— Goal of the exercise —
Your task is to write out the complete listing exactly as it is shown.
— start of Entries shown —
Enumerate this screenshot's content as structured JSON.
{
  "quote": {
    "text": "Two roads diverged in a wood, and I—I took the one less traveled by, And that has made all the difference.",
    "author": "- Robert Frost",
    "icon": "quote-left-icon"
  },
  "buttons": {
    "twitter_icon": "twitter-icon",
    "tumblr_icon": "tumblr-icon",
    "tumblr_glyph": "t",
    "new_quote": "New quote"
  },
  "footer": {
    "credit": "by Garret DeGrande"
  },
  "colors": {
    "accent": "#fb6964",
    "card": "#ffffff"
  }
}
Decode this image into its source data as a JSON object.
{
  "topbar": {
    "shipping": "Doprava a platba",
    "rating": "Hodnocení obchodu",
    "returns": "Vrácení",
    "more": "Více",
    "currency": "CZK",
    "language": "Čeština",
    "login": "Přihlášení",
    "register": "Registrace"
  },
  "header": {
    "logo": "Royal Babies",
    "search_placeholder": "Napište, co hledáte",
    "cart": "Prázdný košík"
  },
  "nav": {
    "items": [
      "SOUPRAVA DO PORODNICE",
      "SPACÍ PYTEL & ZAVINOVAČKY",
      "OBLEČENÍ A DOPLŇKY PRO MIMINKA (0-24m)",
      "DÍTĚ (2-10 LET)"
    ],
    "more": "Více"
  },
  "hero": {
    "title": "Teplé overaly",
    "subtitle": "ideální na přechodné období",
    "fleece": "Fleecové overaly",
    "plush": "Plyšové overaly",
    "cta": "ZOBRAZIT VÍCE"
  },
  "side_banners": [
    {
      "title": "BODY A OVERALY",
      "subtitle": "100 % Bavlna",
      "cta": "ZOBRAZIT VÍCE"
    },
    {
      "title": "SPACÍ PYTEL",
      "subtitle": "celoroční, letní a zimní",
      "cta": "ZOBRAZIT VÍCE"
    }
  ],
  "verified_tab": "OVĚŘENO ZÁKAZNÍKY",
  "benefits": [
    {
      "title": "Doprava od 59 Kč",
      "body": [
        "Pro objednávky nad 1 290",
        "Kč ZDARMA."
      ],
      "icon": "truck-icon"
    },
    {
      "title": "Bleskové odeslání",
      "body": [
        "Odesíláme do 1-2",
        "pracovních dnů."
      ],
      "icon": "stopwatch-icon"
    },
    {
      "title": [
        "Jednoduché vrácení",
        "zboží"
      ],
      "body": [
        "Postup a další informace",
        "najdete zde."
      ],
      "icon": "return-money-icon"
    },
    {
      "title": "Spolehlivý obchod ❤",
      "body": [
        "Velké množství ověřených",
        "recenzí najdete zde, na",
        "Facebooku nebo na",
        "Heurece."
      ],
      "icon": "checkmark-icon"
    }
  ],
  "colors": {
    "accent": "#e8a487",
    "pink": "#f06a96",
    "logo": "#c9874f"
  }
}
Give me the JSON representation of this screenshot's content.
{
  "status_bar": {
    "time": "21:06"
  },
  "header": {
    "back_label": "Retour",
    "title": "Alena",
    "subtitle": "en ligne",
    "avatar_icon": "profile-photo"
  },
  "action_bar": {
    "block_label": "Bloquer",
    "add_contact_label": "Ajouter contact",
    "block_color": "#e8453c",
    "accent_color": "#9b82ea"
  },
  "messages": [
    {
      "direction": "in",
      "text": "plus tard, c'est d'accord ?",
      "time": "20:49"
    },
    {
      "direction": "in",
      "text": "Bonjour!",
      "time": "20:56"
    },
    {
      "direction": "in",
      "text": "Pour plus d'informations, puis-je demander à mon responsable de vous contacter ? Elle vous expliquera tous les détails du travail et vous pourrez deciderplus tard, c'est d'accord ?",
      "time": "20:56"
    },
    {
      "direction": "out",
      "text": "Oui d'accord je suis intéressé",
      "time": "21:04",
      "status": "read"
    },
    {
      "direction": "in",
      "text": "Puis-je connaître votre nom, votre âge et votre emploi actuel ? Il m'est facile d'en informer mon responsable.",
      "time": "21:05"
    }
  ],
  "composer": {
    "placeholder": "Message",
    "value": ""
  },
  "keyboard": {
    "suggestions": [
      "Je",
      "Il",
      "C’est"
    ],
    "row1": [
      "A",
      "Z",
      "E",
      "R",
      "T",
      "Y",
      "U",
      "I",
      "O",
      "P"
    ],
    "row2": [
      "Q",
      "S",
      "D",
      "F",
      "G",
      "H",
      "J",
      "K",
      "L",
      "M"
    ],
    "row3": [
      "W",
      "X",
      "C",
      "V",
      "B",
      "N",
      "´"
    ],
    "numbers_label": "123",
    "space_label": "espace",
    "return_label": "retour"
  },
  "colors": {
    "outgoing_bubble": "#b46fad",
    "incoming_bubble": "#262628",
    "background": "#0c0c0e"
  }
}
— end of Entries shown —
— Answer below —
Enumerate this screenshot's content as structured JSON.
{
  "quote": {
    "text": "Two roads diverged in a wood, and I—I took the one less traveled by, And that has made all the difference.",
    "author": "- Robert Frost",
    "icon": "quote-left-icon"
  },
  "buttons": {
    "twitter_icon": "twitter-icon",
    "tumblr_icon": "tumblr-icon",
    "tumblr_glyph": "t",
    "new_quote": "New quote"
  },
  "footer": {
    "credit": "by Garret DeGrande"
  },
  "colors": {
    "accent": "#fb6964",
    "card": "#ffffff"
  }
}
Decode this image into its source data as a JSON object.
{
  "topbar": {
    "shipping": "Doprava a platba",
    "rating": "Hodnocení obchodu",
    "returns": "Vrácení",
    "more": "Více",
    "currency": "CZK",
    "language": "Čeština",
    "login": "Přihlášení",
    "register": "Registrace"
  },
  "header": {
    "logo": "Royal Babies",
    "search_placeholder": "Napište, co hledáte",
    "cart": "Prázdný košík"
  },
  "nav": {
    "items": [
      "SOUPRAVA DO PORODNICE",
      "SPACÍ PYTEL & ZAVINOVAČKY",
      "OBLEČENÍ A DOPLŇKY PRO MIMINKA (0-24m)",
      "DÍTĚ (2-10 LET)"
    ],
    "more": "Více"
  },
  "hero": {
    "title": "Teplé overaly",
    "subtitle": "ideální na přechodné období",
    "fleece": "Fleecové overaly",
    "plush": "Plyšové overaly",
    "cta": "ZOBRAZIT VÍCE"
  },
  "side_banners": [
    {
      "title": "BODY A OVERALY",
      "subtitle": "100 % Bavlna",
      "cta": "ZOBRAZIT VÍCE"
    },
    {
      "title": "SPACÍ PYTEL",
      "subtitle": "celoroční, letní a zimní",
      "cta": "ZOBRAZIT VÍCE"
    }
  ],
  "verified_tab": "OVĚŘENO ZÁKAZNÍKY",
  "benefits": [
    {
      "title": "Doprava od 59 Kč",
      "body": [
        "Pro objednávky nad 1 290",
        "Kč ZDARMA."
      ],
      "icon": "truck-icon"
    },
    {
      "title": "Bleskové odeslání",
      "body": [
        "Odesíláme do 1-2",
        "pracovních dnů."
      ],
      "icon": "stopwatch-icon"
    },
    {
      "title": [
        "Jednoduché vrácení",
        "zboží"
      ],
      "body": [
        "Postup a další informace",
        "najdete zde."
      ],
      "icon": "return-money-icon"
    },
    {
      "title": "Spolehlivý obchod ❤",
      "body": [
        "Velké množství ověřených",
        "recenzí najdete zde, na",
        "Facebooku nebo na",
        "Heurece."
      ],
      "icon": "checkmark-icon"
    }
  ],
  "colors": {
    "accent": "#e8a487",
    "pink": "#f06a96",
    "logo": "#c9874f"
  }
}
Give me the JSON representation of this screenshot's content.
{
  "status_bar": {
    "time": "21:06"
  },
  "header": {
    "back_label": "Retour",
    "title": "Alena",
    "subtitle": "en ligne",
    "avatar_icon": "profile-photo"
  },
  "action_bar": {
    "block_label": "Bloquer",
    "add_contact_label": "Ajouter contact",
    "block_color": "#e8453c",
    "accent_color": "#9b82ea"
  },
  "messages": [
    {
      "direction": "in",
      "text": "plus tard, c'est d'accord ?",
      "time": "20:49"
    },
    {
      "direction": "in",
      "text": "Bonjour!",
      "time": "20:56"
    },
    {
      "direction": "in",
      "text": "Pour plus d'informations, puis-je demander à mon responsable de vous contacter ? Elle vous expliquera tous les détails du travail et vous pourrez deciderplus tard, c'est d'accord ?",
      "time": "20:56"
    },
    {
      "direction": "out",
      "text": "Oui d'accord je suis intéressé",
      "time": "21:04",
      "status": "read"
    },
    {
      "direction": "in",
      "text": "Puis-je connaître votre nom, votre âge et votre emploi actuel ? Il m'est facile d'en informer mon responsable.",
      "time": "21:05"
    }
  ],
  "composer": {
    "placeholder": "Message",
    "value": ""
  },
  "keyboard": {
    "suggestions": [
      "Je",
      "Il",
      "C’est"
    ],
    "row1": [
      "A",
      "Z",
      "E",
      "R",
      "T",
      "Y",
      "U",
      "I",
      "O",
      "P"
    ],
    "row2": [
      "Q",
      "S",
      "D",
      "F",
      "G",
      "H",
      "J",
      "K",
      "L",
      "M"
    ],
    "row3": [
      "W",
      "X",
      "C",
      "V",
      "B",
      "N",
      "´"
    ],
    "numbers_label": "123",
    "space_label": "espace",
    "return_label": "retour"
  },
  "colors": {
    "outgoing_bubble": "#b46fad",
    "incoming_bubble": "#262628",
    "background": "#0c0c0e"
  }
}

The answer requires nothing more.